----- Material provided -----

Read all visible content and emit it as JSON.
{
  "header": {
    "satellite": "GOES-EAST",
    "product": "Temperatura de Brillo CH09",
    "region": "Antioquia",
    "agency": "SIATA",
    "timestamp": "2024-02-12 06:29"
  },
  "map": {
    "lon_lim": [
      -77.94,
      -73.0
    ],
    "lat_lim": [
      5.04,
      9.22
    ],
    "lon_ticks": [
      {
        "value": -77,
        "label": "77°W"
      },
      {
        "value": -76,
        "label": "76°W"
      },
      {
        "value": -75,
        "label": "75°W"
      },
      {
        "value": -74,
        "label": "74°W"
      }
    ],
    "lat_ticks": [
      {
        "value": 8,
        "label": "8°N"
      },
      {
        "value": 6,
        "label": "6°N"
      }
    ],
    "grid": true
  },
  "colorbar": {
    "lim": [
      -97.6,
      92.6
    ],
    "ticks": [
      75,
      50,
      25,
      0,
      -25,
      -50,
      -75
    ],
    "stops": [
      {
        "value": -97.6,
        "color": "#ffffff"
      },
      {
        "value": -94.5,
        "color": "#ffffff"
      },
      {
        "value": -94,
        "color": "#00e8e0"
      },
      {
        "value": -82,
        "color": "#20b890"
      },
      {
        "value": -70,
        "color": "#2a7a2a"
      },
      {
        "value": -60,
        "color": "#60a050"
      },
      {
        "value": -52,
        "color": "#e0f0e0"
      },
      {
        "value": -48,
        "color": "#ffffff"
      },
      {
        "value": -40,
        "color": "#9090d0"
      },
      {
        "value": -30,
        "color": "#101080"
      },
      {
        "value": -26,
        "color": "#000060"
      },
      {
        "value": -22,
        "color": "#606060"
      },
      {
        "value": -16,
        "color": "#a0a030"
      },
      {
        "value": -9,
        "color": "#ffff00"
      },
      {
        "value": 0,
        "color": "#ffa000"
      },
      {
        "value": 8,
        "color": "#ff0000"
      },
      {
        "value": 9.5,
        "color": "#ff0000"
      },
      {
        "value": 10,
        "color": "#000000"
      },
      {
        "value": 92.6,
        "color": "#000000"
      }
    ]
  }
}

-----

§ Short task: Your answer should be a single number: how many lines in the data above include "label"?

§ Task response: 6